— Task to carry out —
Make an exact copy of all the entries, but do not reproduce the pictures.

— Extracted information —
>>

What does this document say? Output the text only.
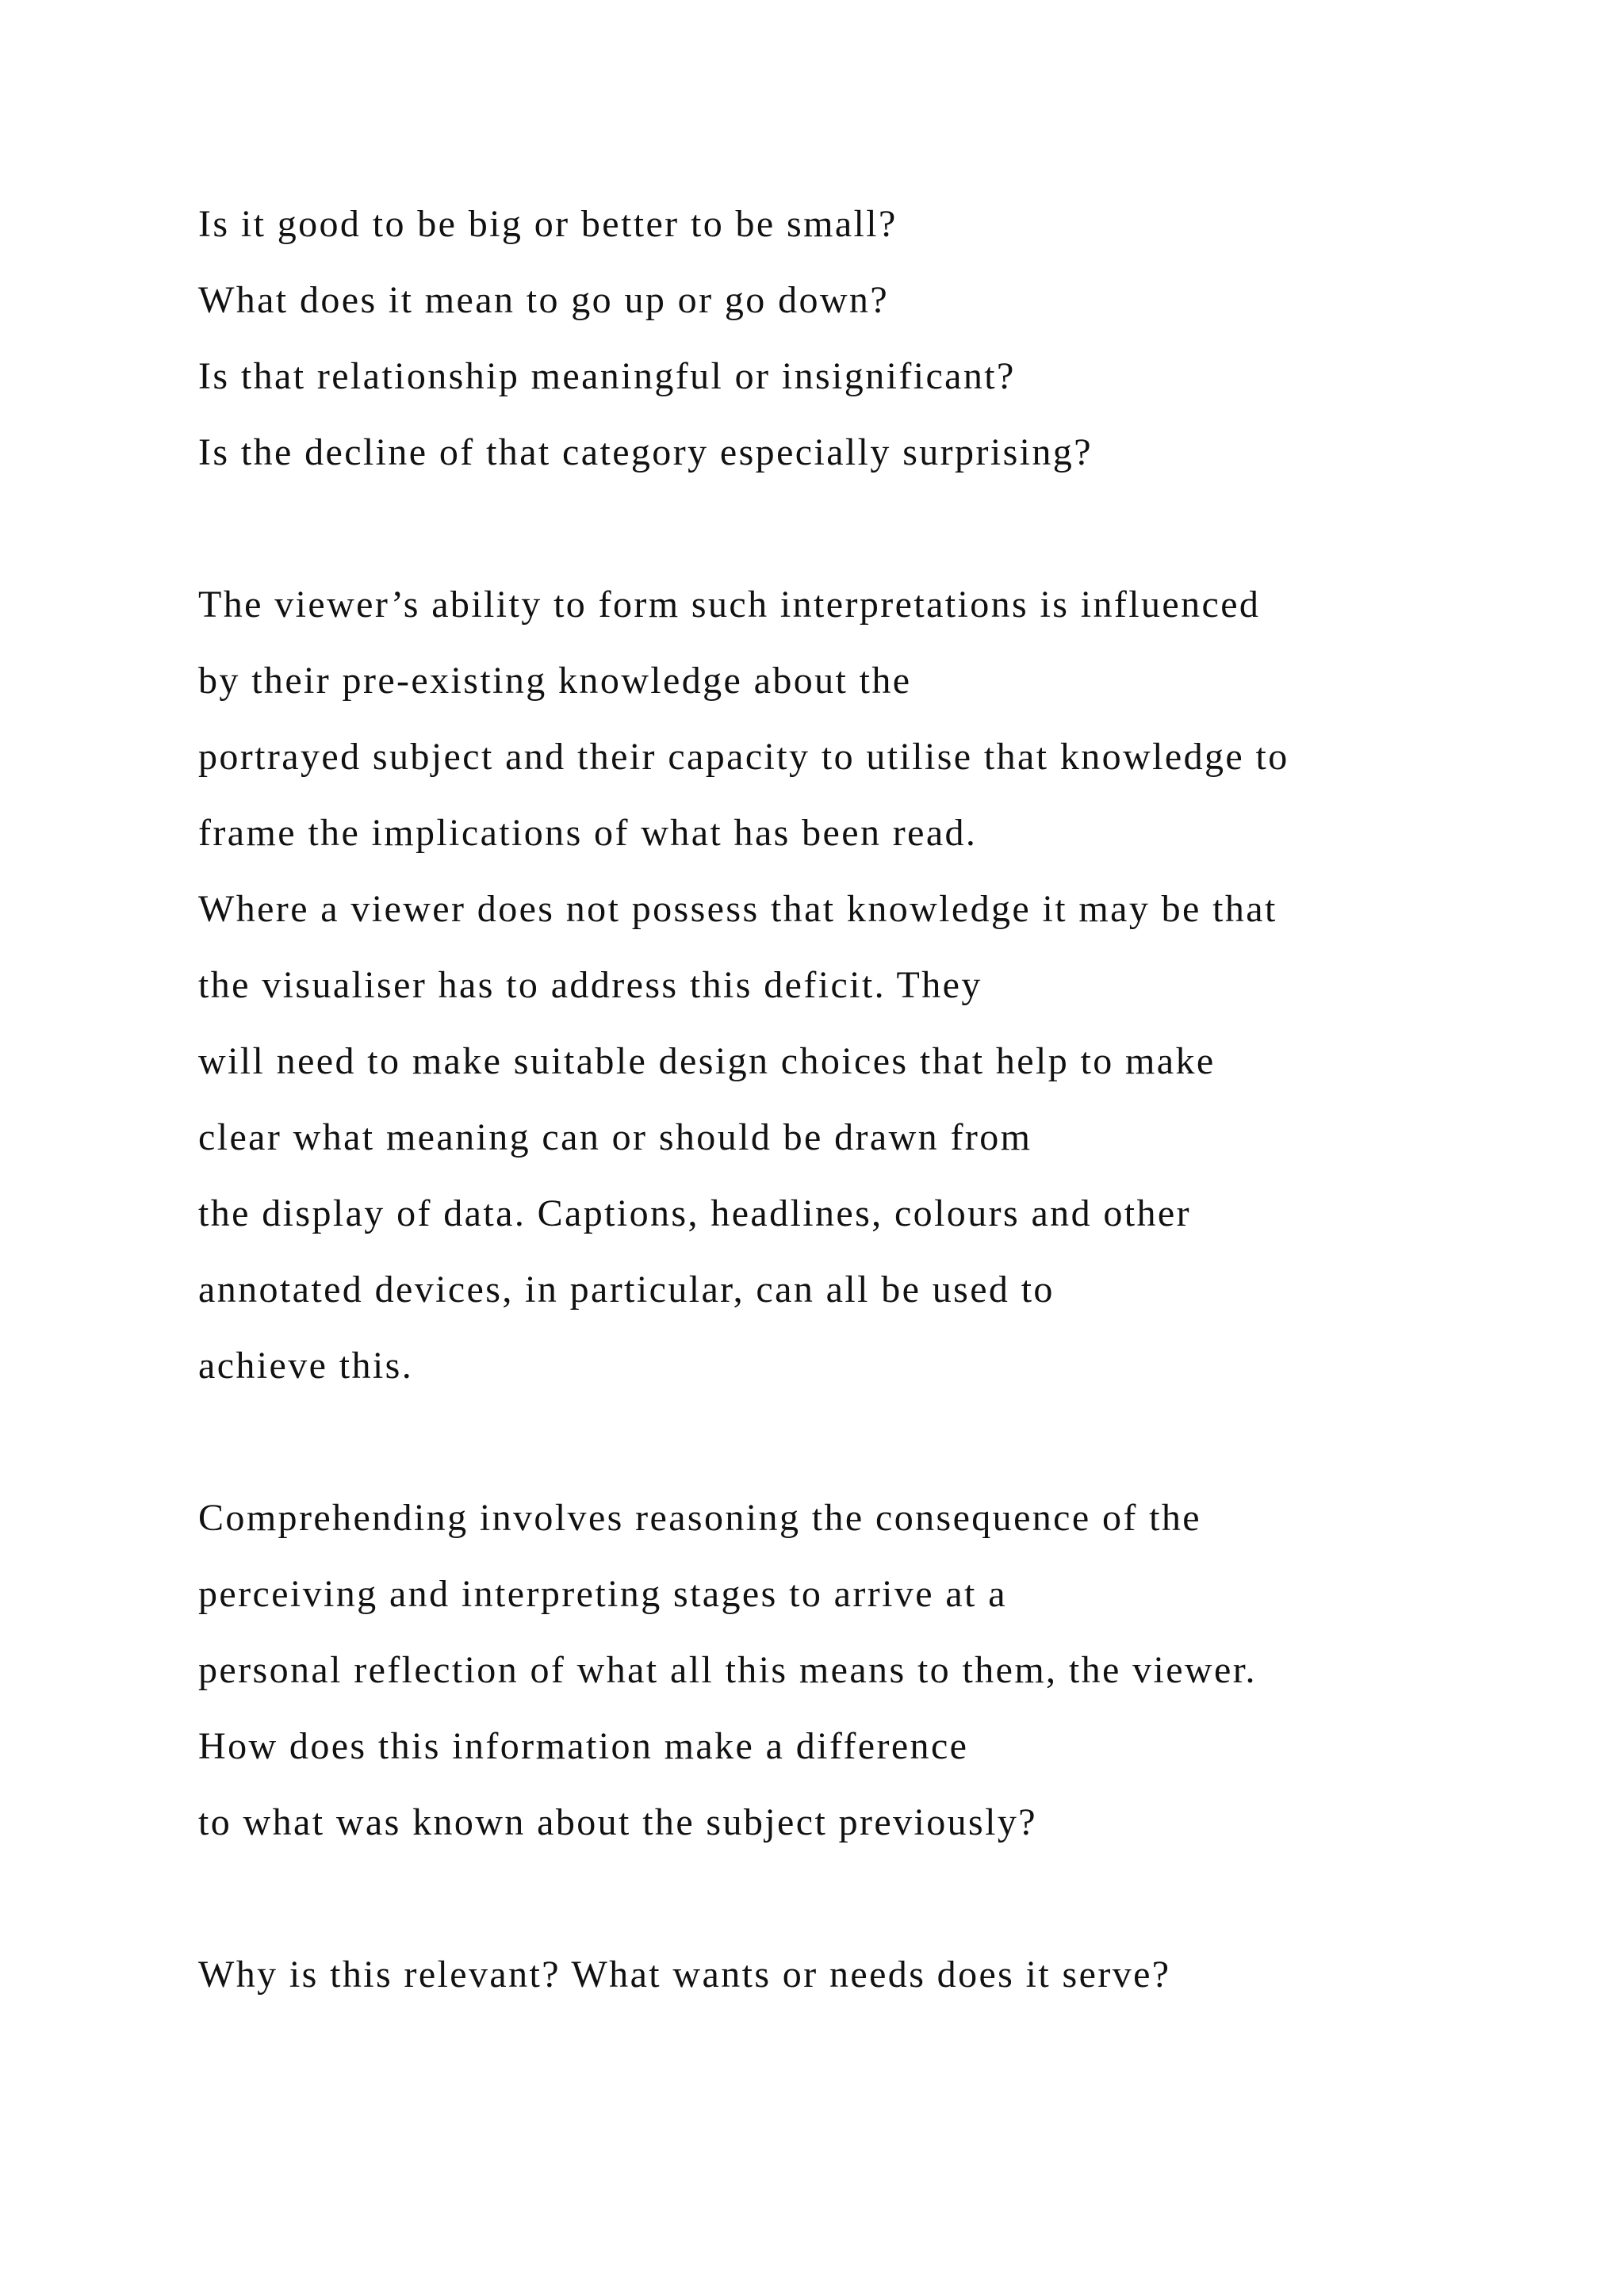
Is it good to be big or better to be small?
What does it mean to go up or go down?
Is that relationship meaningful or insignificant?
Is the decline of that category especially surprising?
The viewer’s ability to form such interpretations is influenced
by their pre-existing knowledge about the
portrayed subject and their capacity to utilise that knowledge to
frame the implications of what has been read.
Where a viewer does not possess that knowledge it may be that
the visualiser has to address this deficit. They
will need to make suitable design choices that help to make
clear what meaning can or should be drawn from
the display of data. Captions, headlines, colours and other
annotated devices, in particular, can all be used to
achieve this.
Comprehending involves reasoning the consequence of the
perceiving and interpreting stages to arrive at a
personal reflection of what all this means to them, the viewer.
How does this information make a difference
to what was known about the subject previously?
Why is this relevant? What wants or needs does it serve?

<<

— Response for this exercise —
What does this document say? Output the text only.
Is it good to be big or better to be small?
What does it mean to go up or go down?
Is that relationship meaningful or insignificant?
Is the decline of that category especially surprising?
The viewer’s ability to form such interpretations is influenced
by their pre-existing knowledge about the
portrayed subject and their capacity to utilise that knowledge to
frame the implications of what has been read.
Where a viewer does not possess that knowledge it may be that
the visualiser has to address this deficit. They
will need to make suitable design choices that help to make
clear what meaning can or should be drawn from
the display of data. Captions, headlines, colours and other
annotated devices, in particular, can all be used to
achieve this.
Comprehending involves reasoning the consequence of the
perceiving and interpreting stages to arrive at a
personal reflection of what all this means to them, the viewer.
How does this information make a difference
to what was known about the subject previously?
Why is this relevant? What wants or needs does it serve?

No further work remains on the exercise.